begin Listed entries
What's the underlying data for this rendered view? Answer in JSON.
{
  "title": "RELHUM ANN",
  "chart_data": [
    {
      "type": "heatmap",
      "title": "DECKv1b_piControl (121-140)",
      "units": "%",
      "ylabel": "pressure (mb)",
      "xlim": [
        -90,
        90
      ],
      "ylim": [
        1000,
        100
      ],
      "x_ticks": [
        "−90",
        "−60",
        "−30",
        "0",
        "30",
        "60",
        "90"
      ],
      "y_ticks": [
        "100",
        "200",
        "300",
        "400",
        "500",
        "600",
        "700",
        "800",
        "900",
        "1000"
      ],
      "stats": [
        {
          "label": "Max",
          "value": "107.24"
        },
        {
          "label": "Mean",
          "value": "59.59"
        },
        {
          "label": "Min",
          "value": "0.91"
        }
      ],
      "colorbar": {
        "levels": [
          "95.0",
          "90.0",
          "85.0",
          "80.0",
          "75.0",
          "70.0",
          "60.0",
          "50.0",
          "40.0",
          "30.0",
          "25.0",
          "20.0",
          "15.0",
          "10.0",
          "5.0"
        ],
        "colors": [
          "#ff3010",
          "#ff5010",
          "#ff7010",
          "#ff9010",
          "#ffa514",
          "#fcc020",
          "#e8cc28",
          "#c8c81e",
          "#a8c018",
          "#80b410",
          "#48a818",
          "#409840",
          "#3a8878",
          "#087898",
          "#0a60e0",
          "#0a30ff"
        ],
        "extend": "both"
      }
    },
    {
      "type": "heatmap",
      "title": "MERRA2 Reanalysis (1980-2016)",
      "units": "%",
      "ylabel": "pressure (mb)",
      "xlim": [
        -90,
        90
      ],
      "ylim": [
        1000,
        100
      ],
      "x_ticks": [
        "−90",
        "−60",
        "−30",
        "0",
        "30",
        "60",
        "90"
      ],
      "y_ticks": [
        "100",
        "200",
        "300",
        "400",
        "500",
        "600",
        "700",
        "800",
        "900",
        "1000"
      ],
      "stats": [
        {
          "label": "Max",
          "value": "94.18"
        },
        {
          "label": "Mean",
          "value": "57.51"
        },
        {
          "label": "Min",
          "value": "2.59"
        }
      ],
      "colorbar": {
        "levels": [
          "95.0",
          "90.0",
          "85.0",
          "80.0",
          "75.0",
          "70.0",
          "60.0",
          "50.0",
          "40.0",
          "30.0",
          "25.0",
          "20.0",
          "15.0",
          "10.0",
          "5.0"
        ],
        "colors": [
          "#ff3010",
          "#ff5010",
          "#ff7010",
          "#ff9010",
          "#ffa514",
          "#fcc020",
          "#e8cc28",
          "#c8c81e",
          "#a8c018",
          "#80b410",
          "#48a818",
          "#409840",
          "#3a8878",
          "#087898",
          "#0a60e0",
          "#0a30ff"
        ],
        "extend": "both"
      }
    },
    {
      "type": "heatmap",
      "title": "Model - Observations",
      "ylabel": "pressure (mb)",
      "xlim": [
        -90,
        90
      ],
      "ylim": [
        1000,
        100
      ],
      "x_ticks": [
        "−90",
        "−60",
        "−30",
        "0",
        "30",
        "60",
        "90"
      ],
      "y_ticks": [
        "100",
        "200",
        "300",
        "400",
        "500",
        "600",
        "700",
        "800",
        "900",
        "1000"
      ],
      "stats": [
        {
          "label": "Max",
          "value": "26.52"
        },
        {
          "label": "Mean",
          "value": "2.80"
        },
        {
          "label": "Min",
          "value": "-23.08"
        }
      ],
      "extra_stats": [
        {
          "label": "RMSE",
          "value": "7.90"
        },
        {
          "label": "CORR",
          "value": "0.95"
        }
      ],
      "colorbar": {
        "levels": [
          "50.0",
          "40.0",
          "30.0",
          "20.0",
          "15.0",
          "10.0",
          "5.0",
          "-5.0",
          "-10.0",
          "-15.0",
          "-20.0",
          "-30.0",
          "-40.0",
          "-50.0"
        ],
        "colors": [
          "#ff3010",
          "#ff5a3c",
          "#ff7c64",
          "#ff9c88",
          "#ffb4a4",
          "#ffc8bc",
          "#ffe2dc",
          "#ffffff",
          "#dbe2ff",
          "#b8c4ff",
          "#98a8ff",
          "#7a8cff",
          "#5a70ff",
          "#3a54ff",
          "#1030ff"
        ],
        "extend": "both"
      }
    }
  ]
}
end Listed entries
Your objective
Write out all the lines again, exactly as they are.

Response
What's the underlying data for this rendered view? Answer in JSON.
{
  "title": "RELHUM ANN",
  "chart_data": [
    {
      "type": "heatmap",
      "title": "DECKv1b_piControl (121-140)",
      "units": "%",
      "ylabel": "pressure (mb)",
      "xlim": [
        -90,
        90
      ],
      "ylim": [
        1000,
        100
      ],
      "x_ticks": [
        "−90",
        "−60",
        "−30",
        "0",
        "30",
        "60",
        "90"
      ],
      "y_ticks": [
        "100",
        "200",
        "300",
        "400",
        "500",
        "600",
        "700",
        "800",
        "900",
        "1000"
      ],
      "stats": [
        {
          "label": "Max",
          "value": "107.24"
        },
        {
          "label": "Mean",
          "value": "59.59"
        },
        {
          "label": "Min",
          "value": "0.91"
        }
      ],
      "colorbar": {
        "levels": [
          "95.0",
          "90.0",
          "85.0",
          "80.0",
          "75.0",
          "70.0",
          "60.0",
          "50.0",
          "40.0",
          "30.0",
          "25.0",
          "20.0",
          "15.0",
          "10.0",
          "5.0"
        ],
        "colors": [
          "#ff3010",
          "#ff5010",
          "#ff7010",
          "#ff9010",
          "#ffa514",
          "#fcc020",
          "#e8cc28",
          "#c8c81e",
          "#a8c018",
          "#80b410",
          "#48a818",
          "#409840",
          "#3a8878",
          "#087898",
          "#0a60e0",
          "#0a30ff"
        ],
        "extend": "both"
      }
    },
    {
      "type": "heatmap",
      "title": "MERRA2 Reanalysis (1980-2016)",
      "units": "%",
      "ylabel": "pressure (mb)",
      "xlim": [
        -90,
        90
      ],
      "ylim": [
        1000,
        100
      ],
      "x_ticks": [
        "−90",
        "−60",
        "−30",
        "0",
        "30",
        "60",
        "90"
      ],
      "y_ticks": [
        "100",
        "200",
        "300",
        "400",
        "500",
        "600",
        "700",
        "800",
        "900",
        "1000"
      ],
      "stats": [
        {
          "label": "Max",
          "value": "94.18"
        },
        {
          "label": "Mean",
          "value": "57.51"
        },
        {
          "label": "Min",
          "value": "2.59"
        }
      ],
      "colorbar": {
        "levels": [
          "95.0",
          "90.0",
          "85.0",
          "80.0",
          "75.0",
          "70.0",
          "60.0",
          "50.0",
          "40.0",
          "30.0",
          "25.0",
          "20.0",
          "15.0",
          "10.0",
          "5.0"
        ],
        "colors": [
          "#ff3010",
          "#ff5010",
          "#ff7010",
          "#ff9010",
          "#ffa514",
          "#fcc020",
          "#e8cc28",
          "#c8c81e",
          "#a8c018",
          "#80b410",
          "#48a818",
          "#409840",
          "#3a8878",
          "#087898",
          "#0a60e0",
          "#0a30ff"
        ],
        "extend": "both"
      }
    },
    {
      "type": "heatmap",
      "title": "Model - Observations",
      "ylabel": "pressure (mb)",
      "xlim": [
        -90,
        90
      ],
      "ylim": [
        1000,
        100
      ],
      "x_ticks": [
        "−90",
        "−60",
        "−30",
        "0",
        "30",
        "60",
        "90"
      ],
      "y_ticks": [
        "100",
        "200",
        "300",
        "400",
        "500",
        "600",
        "700",
        "800",
        "900",
        "1000"
      ],
      "stats": [
        {
          "label": "Max",
          "value": "26.52"
        },
        {
          "label": "Mean",
          "value": "2.80"
        },
        {
          "label": "Min",
          "value": "-23.08"
        }
      ],
      "extra_stats": [
        {
          "label": "RMSE",
          "value": "7.90"
        },
        {
          "label": "CORR",
          "value": "0.95"
        }
      ],
      "colorbar": {
        "levels": [
          "50.0",
          "40.0",
          "30.0",
          "20.0",
          "15.0",
          "10.0",
          "5.0",
          "-5.0",
          "-10.0",
          "-15.0",
          "-20.0",
          "-30.0",
          "-40.0",
          "-50.0"
        ],
        "colors": [
          "#ff3010",
          "#ff5a3c",
          "#ff7c64",
          "#ff9c88",
          "#ffb4a4",
          "#ffc8bc",
          "#ffe2dc",
          "#ffffff",
          "#dbe2ff",
          "#b8c4ff",
          "#98a8ff",
          "#7a8cff",
          "#5a70ff",
          "#3a54ff",
          "#1030ff"
        ],
        "extend": "both"
      }
    }
  ]
}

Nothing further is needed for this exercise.